DATASET ENTRIES —

####################

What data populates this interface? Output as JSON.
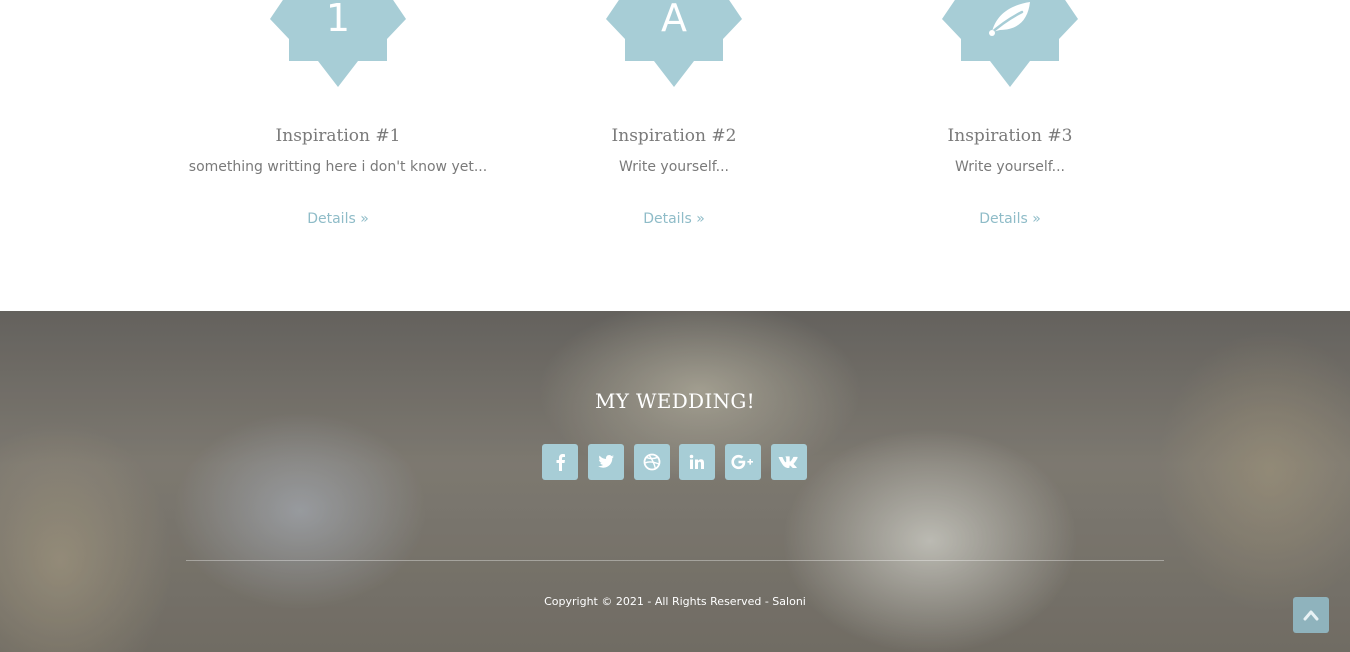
{
  "features": [
    {
      "badge": "1",
      "badge_type": "text",
      "title": "Inspiration #1",
      "description": "something writting here i don't know yet...",
      "link": "Details »"
    },
    {
      "badge": "A",
      "badge_type": "text",
      "title": "Inspiration #2",
      "description": "Write yourself...",
      "link": "Details »"
    },
    {
      "badge": "leaf-icon",
      "badge_type": "icon",
      "title": "Inspiration #3",
      "description": "Write yourself...",
      "link": "Details »"
    }
  ],
  "colors": {
    "accent": "#a7cdd6",
    "link": "#8fbcc8",
    "text": "#7a7a7a"
  },
  "footer": {
    "title": "MY WEDDING!",
    "socials": [
      "facebook-icon",
      "twitter-icon",
      "dribbble-icon",
      "linkedin-icon",
      "google-plus-icon",
      "vk-icon"
    ],
    "copyright": "Copyright © 2021 - All Rights Reserved - Saloni"
  },
  "back_to_top": {
    "icon": "chevron-up-icon"
  }
}
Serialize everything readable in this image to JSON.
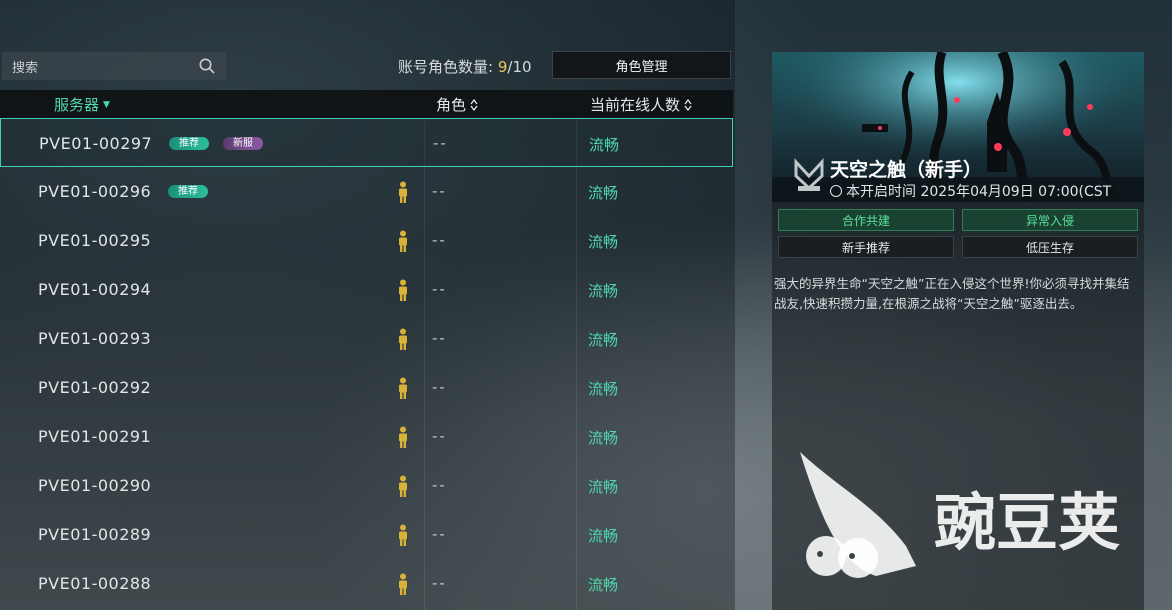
{
  "search": {
    "placeholder": "搜索",
    "icon": "search-icon"
  },
  "account": {
    "label": "账号角色数量: ",
    "current": "9",
    "sep": "/",
    "max": "10"
  },
  "manage_button": "角色管理",
  "table": {
    "headers": {
      "server": "服务器",
      "role": "角色",
      "online": "当前在线人数"
    },
    "rows": [
      {
        "name": "PVE01-00297",
        "badges": [
          "推荐",
          "新服"
        ],
        "role": "--",
        "status": "流畅",
        "selected": true
      },
      {
        "name": "PVE01-00296",
        "badges": [
          "推荐"
        ],
        "role": "--",
        "status": "流畅"
      },
      {
        "name": "PVE01-00295",
        "role": "--",
        "status": "流畅"
      },
      {
        "name": "PVE01-00294",
        "role": "--",
        "status": "流畅"
      },
      {
        "name": "PVE01-00293",
        "role": "--",
        "status": "流畅"
      },
      {
        "name": "PVE01-00292",
        "role": "--",
        "status": "流畅"
      },
      {
        "name": "PVE01-00291",
        "role": "--",
        "status": "流畅"
      },
      {
        "name": "PVE01-00290",
        "role": "--",
        "status": "流畅"
      },
      {
        "name": "PVE01-00289",
        "role": "--",
        "status": "流畅"
      },
      {
        "name": "PVE01-00288",
        "role": "--",
        "status": "流畅"
      }
    ]
  },
  "detail": {
    "title": "天空之触（新手）",
    "open_time_label": "本开启时间 ",
    "open_time": "2025年04月09日 07:00(CST",
    "tags": [
      "合作共建",
      "异常入侵",
      "新手推荐",
      "低压生存"
    ],
    "description": "强大的异界生命“天空之触”正在入侵这个世界!你必须寻找并集结战友,快速积攒力量,在根源之战将“天空之触”驱逐出去。"
  },
  "watermark": "豌豆荚",
  "colors": {
    "accent": "#4fd7b0",
    "count_highlight": "#e8c85a",
    "tag_green": "#5be09a",
    "badge_new": "#8b5aa6"
  }
}
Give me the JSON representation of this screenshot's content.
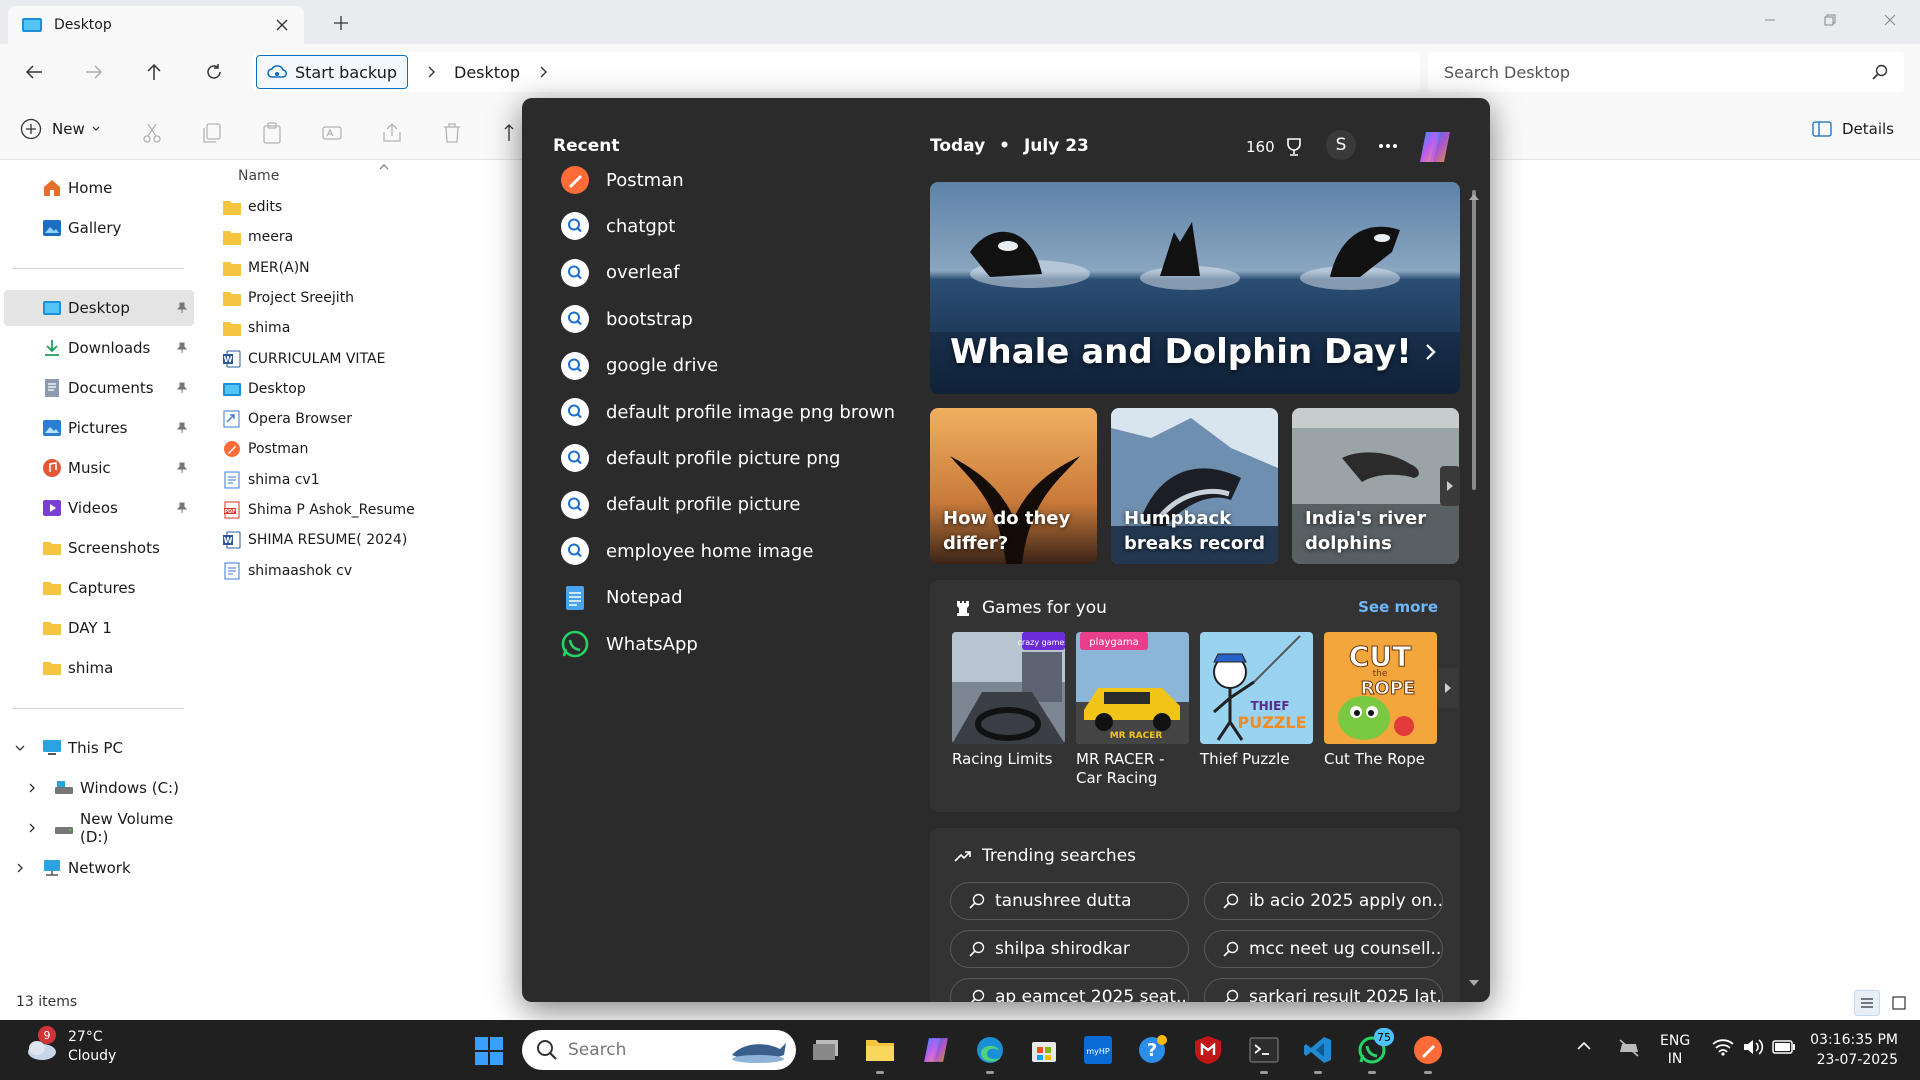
{
  "window": {
    "tab_title": "Desktop",
    "accent": "#0f6cbd"
  },
  "address": {
    "backup_label": "Start backup",
    "crumb": "Desktop",
    "search_placeholder": "Search Desktop"
  },
  "commandbar": {
    "new_label": "New",
    "details_label": "Details"
  },
  "nav": {
    "items": [
      {
        "label": "Home",
        "icon": "home-icon"
      },
      {
        "label": "Gallery",
        "icon": "gallery-icon"
      },
      {
        "label": "Desktop",
        "icon": "desktop-folder-icon"
      },
      {
        "label": "Downloads",
        "icon": "download-icon"
      },
      {
        "label": "Documents",
        "icon": "documents-icon"
      },
      {
        "label": "Pictures",
        "icon": "pictures-icon"
      },
      {
        "label": "Music",
        "icon": "music-icon"
      },
      {
        "label": "Videos",
        "icon": "videos-icon"
      },
      {
        "label": "Screenshots",
        "icon": "folder-icon"
      },
      {
        "label": "Captures",
        "icon": "folder-icon"
      },
      {
        "label": "DAY 1",
        "icon": "folder-icon"
      },
      {
        "label": "shima",
        "icon": "folder-icon"
      },
      {
        "label": "This PC",
        "icon": "pc-icon"
      },
      {
        "label": "Windows (C:)",
        "icon": "drive-icon"
      },
      {
        "label": "New Volume (D:)",
        "icon": "drive-icon"
      },
      {
        "label": "Network",
        "icon": "network-icon"
      }
    ]
  },
  "files": {
    "column_name": "Name",
    "items": [
      {
        "name": "edits",
        "type": "folder"
      },
      {
        "name": "meera",
        "type": "folder"
      },
      {
        "name": "MER(A)N",
        "type": "folder"
      },
      {
        "name": "Project Sreejith",
        "type": "folder"
      },
      {
        "name": "shima",
        "type": "folder"
      },
      {
        "name": "CURRICULAM VITAE",
        "type": "word"
      },
      {
        "name": "Desktop",
        "type": "desktop"
      },
      {
        "name": "Opera Browser",
        "type": "shortcut"
      },
      {
        "name": "Postman",
        "type": "postman"
      },
      {
        "name": "shima cv1",
        "type": "doc"
      },
      {
        "name": "Shima P Ashok_Resume",
        "type": "pdf"
      },
      {
        "name": "SHIMA RESUME( 2024)",
        "type": "word"
      },
      {
        "name": "shimaashok cv",
        "type": "doc"
      }
    ],
    "count_label": "13 items"
  },
  "search_panel": {
    "recent_title": "Recent",
    "recent": [
      {
        "label": "Postman",
        "icon": "postman-icon"
      },
      {
        "label": "chatgpt",
        "icon": "search-icon"
      },
      {
        "label": "overleaf",
        "icon": "search-icon"
      },
      {
        "label": "bootstrap",
        "icon": "search-icon"
      },
      {
        "label": "google drive",
        "icon": "search-icon"
      },
      {
        "label": "default profile image png brown",
        "icon": "search-icon"
      },
      {
        "label": "default profile picture png",
        "icon": "search-icon"
      },
      {
        "label": "default profile picture",
        "icon": "search-icon"
      },
      {
        "label": "employee home image",
        "icon": "search-icon"
      },
      {
        "label": "Notepad",
        "icon": "notepad-icon"
      },
      {
        "label": "WhatsApp",
        "icon": "whatsapp-icon"
      }
    ],
    "today_label": "Today",
    "date_label": "July 23",
    "points": "160",
    "avatar_letter": "S",
    "hero_title": "Whale and Dolphin Day!",
    "cards": [
      {
        "title": "How do they differ?"
      },
      {
        "title": "Humpback breaks record"
      },
      {
        "title": "India's river dolphins"
      }
    ],
    "games_title": "Games for you",
    "see_more": "See more",
    "games": [
      {
        "name": "Racing Limits"
      },
      {
        "name": "MR RACER - Car Racing"
      },
      {
        "name": "Thief Puzzle"
      },
      {
        "name": "Cut The Rope"
      }
    ],
    "game_thumb_text": {
      "playgama": "playgama",
      "crazy": "crazy games",
      "mr_racer": "MR RACER",
      "thief": "THIEF",
      "puzzle": "PUZZLE",
      "cut": "CUT",
      "the": "the",
      "rope": "ROPE"
    },
    "trending_title": "Trending searches",
    "trending": [
      "tanushree dutta",
      "ib acio 2025 apply on...",
      "shilpa shirodkar",
      "mcc neet ug counsell...",
      "ap eamcet 2025 seat...",
      "sarkari result 2025 lat..."
    ]
  },
  "taskbar": {
    "weather_temp": "27°C",
    "weather_desc": "Cloudy",
    "weather_badge": "9",
    "search_placeholder": "Search",
    "lang_top": "ENG",
    "lang_bottom": "IN",
    "time": "03:16:35 PM",
    "date": "23-07-2025",
    "edge_badge": "75",
    "apps": [
      "task-view-icon",
      "file-explorer-icon",
      "copilot-icon",
      "edge-icon",
      "store-icon",
      "myhp-icon",
      "help-icon",
      "mcafee-icon",
      "terminal-icon",
      "vscode-icon",
      "whatsapp-icon",
      "postman-icon"
    ]
  }
}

####################

INSTRUCTION — Transcribe the entries above verbatim, omitting their pictures.

RESPONSE TO THIS TASK —
What data populates this interface? Output as JSON.
{
  "features": [
    {
      "badge": "1",
      "badge_type": "text",
      "title": "Inspiration #1",
      "description": "something writting here i don't know yet...",
      "link": "Details »"
    },
    {
      "badge": "A",
      "badge_type": "text",
      "title": "Inspiration #2",
      "description": "Write yourself...",
      "link": "Details »"
    },
    {
      "badge": "leaf-icon",
      "badge_type": "icon",
      "title": "Inspiration #3",
      "description": "Write yourself...",
      "link": "Details »"
    }
  ],
  "colors": {
    "accent": "#a7cdd6",
    "link": "#8fbcc8",
    "text": "#7a7a7a"
  },
  "footer": {
    "title": "MY WEDDING!",
    "socials": [
      "facebook-icon",
      "twitter-icon",
      "dribbble-icon",
      "linkedin-icon",
      "google-plus-icon",
      "vk-icon"
    ],
    "copyright": "Copyright © 2021 - All Rights Reserved - Saloni"
  },
  "back_to_top": {
    "icon": "chevron-up-icon"
  }
}
Serialize everything readable in this image to JSON.
{
  "search": {
    "placeholder": "搜索",
    "icon": "search-icon"
  },
  "account": {
    "label": "账号角色数量: ",
    "current": "9",
    "sep": "/",
    "max": "10"
  },
  "manage_button": "角色管理",
  "table": {
    "headers": {
      "server": "服务器",
      "role": "角色",
      "online": "当前在线人数"
    },
    "rows": [
      {
        "name": "PVE01-00297",
        "badges": [
          "推荐",
          "新服"
        ],
        "role": "--",
        "status": "流畅",
        "selected": true
      },
      {
        "name": "PVE01-00296",
        "badges": [
          "推荐"
        ],
        "role": "--",
        "status": "流畅"
      },
      {
        "name": "PVE01-00295",
        "role": "--",
        "status": "流畅"
      },
      {
        "name": "PVE01-00294",
        "role": "--",
        "status": "流畅"
      },
      {
        "name": "PVE01-00293",
        "role": "--",
        "status": "流畅"
      },
      {
        "name": "PVE01-00292",
        "role": "--",
        "status": "流畅"
      },
      {
        "name": "PVE01-00291",
        "role": "--",
        "status": "流畅"
      },
      {
        "name": "PVE01-00290",
        "role": "--",
        "status": "流畅"
      },
      {
        "name": "PVE01-00289",
        "role": "--",
        "status": "流畅"
      },
      {
        "name": "PVE01-00288",
        "role": "--",
        "status": "流畅"
      }
    ]
  },
  "detail": {
    "title": "天空之触（新手）",
    "open_time_label": "本开启时间 ",
    "open_time": "2025年04月09日 07:00(CST",
    "tags": [
      "合作共建",
      "异常入侵",
      "新手推荐",
      "低压生存"
    ],
    "description": "强大的异界生命“天空之触”正在入侵这个世界!你必须寻找并集结战友,快速积攒力量,在根源之战将“天空之触”驱逐出去。"
  },
  "watermark": "豌豆荚",
  "colors": {
    "accent": "#4fd7b0",
    "count_highlight": "#e8c85a",
    "tag_green": "#5be09a",
    "badge_new": "#8b5aa6"
  }
}
Give me the JSON representation of this screenshot's content.
{
  "window": {
    "tab_title": "Desktop",
    "accent": "#0f6cbd"
  },
  "address": {
    "backup_label": "Start backup",
    "crumb": "Desktop",
    "search_placeholder": "Search Desktop"
  },
  "commandbar": {
    "new_label": "New",
    "details_label": "Details"
  },
  "nav": {
    "items": [
      {
        "label": "Home",
        "icon": "home-icon"
      },
      {
        "label": "Gallery",
        "icon": "gallery-icon"
      },
      {
        "label": "Desktop",
        "icon": "desktop-folder-icon"
      },
      {
        "label": "Downloads",
        "icon": "download-icon"
      },
      {
        "label": "Documents",
        "icon": "documents-icon"
      },
      {
        "label": "Pictures",
        "icon": "pictures-icon"
      },
      {
        "label": "Music",
        "icon": "music-icon"
      },
      {
        "label": "Videos",
        "icon": "videos-icon"
      },
      {
        "label": "Screenshots",
        "icon": "folder-icon"
      },
      {
        "label": "Captures",
        "icon": "folder-icon"
      },
      {
        "label": "DAY 1",
        "icon": "folder-icon"
      },
      {
        "label": "shima",
        "icon": "folder-icon"
      },
      {
        "label": "This PC",
        "icon": "pc-icon"
      },
      {
        "label": "Windows (C:)",
        "icon": "drive-icon"
      },
      {
        "label": "New Volume (D:)",
        "icon": "drive-icon"
      },
      {
        "label": "Network",
        "icon": "network-icon"
      }
    ]
  },
  "files": {
    "column_name": "Name",
    "items": [
      {
        "name": "edits",
        "type": "folder"
      },
      {
        "name": "meera",
        "type": "folder"
      },
      {
        "name": "MER(A)N",
        "type": "folder"
      },
      {
        "name": "Project Sreejith",
        "type": "folder"
      },
      {
        "name": "shima",
        "type": "folder"
      },
      {
        "name": "CURRICULAM VITAE",
        "type": "word"
      },
      {
        "name": "Desktop",
        "type": "desktop"
      },
      {
        "name": "Opera Browser",
        "type": "shortcut"
      },
      {
        "name": "Postman",
        "type": "postman"
      },
      {
        "name": "shima cv1",
        "type": "doc"
      },
      {
        "name": "Shima P Ashok_Resume",
        "type": "pdf"
      },
      {
        "name": "SHIMA RESUME( 2024)",
        "type": "word"
      },
      {
        "name": "shimaashok cv",
        "type": "doc"
      }
    ],
    "count_label": "13 items"
  },
  "search_panel": {
    "recent_title": "Recent",
    "recent": [
      {
        "label": "Postman",
        "icon": "postman-icon"
      },
      {
        "label": "chatgpt",
        "icon": "search-icon"
      },
      {
        "label": "overleaf",
        "icon": "search-icon"
      },
      {
        "label": "bootstrap",
        "icon": "search-icon"
      },
      {
        "label": "google drive",
        "icon": "search-icon"
      },
      {
        "label": "default profile image png brown",
        "icon": "search-icon"
      },
      {
        "label": "default profile picture png",
        "icon": "search-icon"
      },
      {
        "label": "default profile picture",
        "icon": "search-icon"
      },
      {
        "label": "employee home image",
        "icon": "search-icon"
      },
      {
        "label": "Notepad",
        "icon": "notepad-icon"
      },
      {
        "label": "WhatsApp",
        "icon": "whatsapp-icon"
      }
    ],
    "today_label": "Today",
    "date_label": "July 23",
    "points": "160",
    "avatar_letter": "S",
    "hero_title": "Whale and Dolphin Day!",
    "cards": [
      {
        "title": "How do they differ?"
      },
      {
        "title": "Humpback breaks record"
      },
      {
        "title": "India's river dolphins"
      }
    ],
    "games_title": "Games for you",
    "see_more": "See more",
    "games": [
      {
        "name": "Racing Limits"
      },
      {
        "name": "MR RACER - Car Racing"
      },
      {
        "name": "Thief Puzzle"
      },
      {
        "name": "Cut The Rope"
      }
    ],
    "game_thumb_text": {
      "playgama": "playgama",
      "crazy": "crazy games",
      "mr_racer": "MR RACER",
      "thief": "THIEF",
      "puzzle": "PUZZLE",
      "cut": "CUT",
      "the": "the",
      "rope": "ROPE"
    },
    "trending_title": "Trending searches",
    "trending": [
      "tanushree dutta",
      "ib acio 2025 apply on...",
      "shilpa shirodkar",
      "mcc neet ug counsell...",
      "ap eamcet 2025 seat...",
      "sarkari result 2025 lat..."
    ]
  },
  "taskbar": {
    "weather_temp": "27°C",
    "weather_desc": "Cloudy",
    "weather_badge": "9",
    "search_placeholder": "Search",
    "lang_top": "ENG",
    "lang_bottom": "IN",
    "time": "03:16:35 PM",
    "date": "23-07-2025",
    "edge_badge": "75",
    "apps": [
      "task-view-icon",
      "file-explorer-icon",
      "copilot-icon",
      "edge-icon",
      "store-icon",
      "myhp-icon",
      "help-icon",
      "mcafee-icon",
      "terminal-icon",
      "vscode-icon",
      "whatsapp-icon",
      "postman-icon"
    ]
  }
}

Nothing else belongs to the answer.